IP to Country (#139)

bbazzarrakk · September 19, 2007, 1:45am

From: “Matthias Wächter” [email protected]

James Edward G. II schrieb:

On Sep 18, 2007, at 4:00 AM, Matthias Wächter wrote:

Anyway – i’d like to see a 100000 lookups comparison hehe
Great. Run it for us and let us know how we do.

Here are the results of the supplied solutions so far, and it looks like my solution can take the 100k-performance victory

Thanks for putting that together! Fun to see the different
times.

If I’ve understood correctly, it looks like my solution seems
to be the fastest (so far) of those that operate on the
unmodified .csv file?

I wasn’t expecting that, at all…

I would have bet Simon’s would be faster. Strange!

Regards,

Bill

bbazzarrakk · September 19, 2007, 5:13am

On Sep 18, 2007, at 6:23 PM, Matthias Wächter wrote:

James Edward G. II schrieb:

On Sep 18, 2007, at 4:00 AM, Matthias Wächter wrote:

Anyway – i’d like to see a 100000 lookups comparison hehe
Great. Run it for us and let us know how we do.

Here are the results of the supplied solutions so far, and it looks
like my solution can take the 100k-performance victory

Thank you very much for putting this together and wow, your code is
lightening quick.

James Edward G. II

bbazzarrakk · September 19, 2007, 4:34am

From: “Adam S.” [email protected]
On 9/18/07, Bill K. [email protected] wrote:

If I’ve understood correctly, it looks like my solution seems
to be the fastest (so far) of those that operate on the
unmodified .csv file?

It depends what you mean by unmodified - my algorithm runs off the
original file, the only “modification” I am doing in the setup stage
is searching for and saving the byte offset of the first and last
records. It looks like l could have done that every time my script
was run and only added 5 ms.

Ah, I see. Cool.

Incidentally since the file format description indicates comment
lines may appear anywhere in the file, I allowed for that. However,
I doubt adding a loop to your gets/split logic to keep going until a
valid record was found would affect your time much at all.

Nice job

Regards,

Bill

bbazzarrakk · September 19, 2007, 9:28am

On 9/19/07, Matthias Wächter [email protected] wrote:

James Edward G. II schrieb:

On Sep 18, 2007, at 4:00 AM, Matthias Wächter wrote:

Anyway – i’d like to see a 100000 lookups comparison hehe
Great. Run it for us and let us know how we do.

[**]: O Jesus :), I can’t make your FasterCSV version (a) run, and in
the later version you sent your direct parsing breaks when it comes to
detecting the commented lines in the first part of the file. I couldn’t
manage to make it run, sorry.

Hi,

Yes, I only tested with my version of the file, from which I manually
removed the comments. I don’t think I’ll have time to fix that, at
least this week. Anyway, I find strange the FasterCSV version doesn’t
work, because it delegates the parsing of the file to that gem, and
the rest is pretty simple. On the other hand I don’t expect the first
version to perform anywhere near the other solutions, so it’s not so
important :-).

DIRECTIONS:
A. Translate this sentence from the IP to Country thread into French: "I don’t think I’ll have time to fix that, at least this week."
B. According to the IP to Country thread, why does the writer of the last post find it strange that the FasterCSV version doesn't work?
C. Do these statements agree with the IP to Country thread? (i) Someone wanted to see a comparison of 100000 lookups. (ii) Finding the byte offsets on every run of the script would have added about 50 ms. (iii) The writer of the last post expects the first version to perform about as well as the other solutions.
The rows after the IP to Country thread are not needed here.

GIVEN ENTRIES:
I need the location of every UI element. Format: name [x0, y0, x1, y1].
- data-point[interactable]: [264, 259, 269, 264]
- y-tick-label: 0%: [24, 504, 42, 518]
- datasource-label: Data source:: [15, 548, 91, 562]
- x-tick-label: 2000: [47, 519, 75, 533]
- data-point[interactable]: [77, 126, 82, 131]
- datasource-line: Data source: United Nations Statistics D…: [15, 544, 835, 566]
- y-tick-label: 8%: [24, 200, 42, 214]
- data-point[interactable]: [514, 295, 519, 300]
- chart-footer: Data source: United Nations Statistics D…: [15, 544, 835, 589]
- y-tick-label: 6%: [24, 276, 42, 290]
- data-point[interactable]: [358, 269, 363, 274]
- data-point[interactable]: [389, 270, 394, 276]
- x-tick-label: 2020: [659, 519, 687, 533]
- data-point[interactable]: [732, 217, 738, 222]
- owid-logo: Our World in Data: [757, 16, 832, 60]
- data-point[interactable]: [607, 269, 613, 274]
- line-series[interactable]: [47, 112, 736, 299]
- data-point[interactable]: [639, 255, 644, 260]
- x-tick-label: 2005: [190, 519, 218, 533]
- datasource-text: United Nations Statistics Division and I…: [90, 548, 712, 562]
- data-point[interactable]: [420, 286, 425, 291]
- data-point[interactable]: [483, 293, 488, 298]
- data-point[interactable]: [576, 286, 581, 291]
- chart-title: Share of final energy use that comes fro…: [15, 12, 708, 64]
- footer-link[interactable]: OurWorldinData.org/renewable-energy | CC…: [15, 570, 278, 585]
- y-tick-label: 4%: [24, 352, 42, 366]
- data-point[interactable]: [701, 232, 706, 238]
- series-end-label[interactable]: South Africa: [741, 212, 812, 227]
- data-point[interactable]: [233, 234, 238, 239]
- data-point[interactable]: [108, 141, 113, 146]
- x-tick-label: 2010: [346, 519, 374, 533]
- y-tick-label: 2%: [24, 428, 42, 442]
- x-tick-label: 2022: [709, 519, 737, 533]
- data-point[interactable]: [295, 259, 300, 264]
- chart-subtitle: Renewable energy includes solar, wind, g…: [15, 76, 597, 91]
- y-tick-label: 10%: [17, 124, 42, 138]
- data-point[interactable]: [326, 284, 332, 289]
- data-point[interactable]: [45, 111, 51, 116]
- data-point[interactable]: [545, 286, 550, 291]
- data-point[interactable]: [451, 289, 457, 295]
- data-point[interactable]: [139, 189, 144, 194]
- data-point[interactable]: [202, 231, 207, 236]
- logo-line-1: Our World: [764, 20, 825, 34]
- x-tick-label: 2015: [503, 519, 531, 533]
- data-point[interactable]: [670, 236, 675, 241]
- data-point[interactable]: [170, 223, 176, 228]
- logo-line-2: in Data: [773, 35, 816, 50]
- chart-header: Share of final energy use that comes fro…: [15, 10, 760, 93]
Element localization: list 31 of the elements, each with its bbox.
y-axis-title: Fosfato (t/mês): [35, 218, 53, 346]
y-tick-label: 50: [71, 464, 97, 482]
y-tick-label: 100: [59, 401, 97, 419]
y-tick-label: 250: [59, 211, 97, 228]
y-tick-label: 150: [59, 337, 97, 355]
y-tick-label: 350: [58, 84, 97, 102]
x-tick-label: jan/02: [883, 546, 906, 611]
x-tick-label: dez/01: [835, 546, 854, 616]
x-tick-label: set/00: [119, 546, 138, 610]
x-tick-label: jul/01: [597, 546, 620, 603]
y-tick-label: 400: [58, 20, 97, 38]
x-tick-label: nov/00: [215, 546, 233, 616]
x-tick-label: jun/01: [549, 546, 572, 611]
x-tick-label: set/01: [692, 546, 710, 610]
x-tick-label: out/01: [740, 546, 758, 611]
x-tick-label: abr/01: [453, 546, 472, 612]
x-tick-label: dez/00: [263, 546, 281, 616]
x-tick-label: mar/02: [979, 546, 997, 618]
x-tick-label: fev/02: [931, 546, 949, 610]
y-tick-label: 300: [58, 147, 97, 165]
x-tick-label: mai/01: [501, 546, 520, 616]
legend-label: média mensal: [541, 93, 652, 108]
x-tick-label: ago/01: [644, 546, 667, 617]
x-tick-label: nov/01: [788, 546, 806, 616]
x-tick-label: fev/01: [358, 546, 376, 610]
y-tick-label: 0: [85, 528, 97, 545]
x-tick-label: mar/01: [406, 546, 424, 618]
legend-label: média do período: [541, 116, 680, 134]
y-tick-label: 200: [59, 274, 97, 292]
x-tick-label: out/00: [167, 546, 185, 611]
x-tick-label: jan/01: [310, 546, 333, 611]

FULL ANSWERS:
A. Je ne pense pas avoir le temps de corriger cela, du moins cette semaine.

B. That version delegates the parsing of the file to the FasterCSV gem, and the rest of it is pretty simple.

C.
(i) Yes: "Anyway – i’d like to see a 100000 lookups comparison hehe"
(ii) No: "It looks like l could have done that every time my script was run and only added 5 ms."
(iii) No: "I don’t expect the first version to perform anywhere near the other solutions"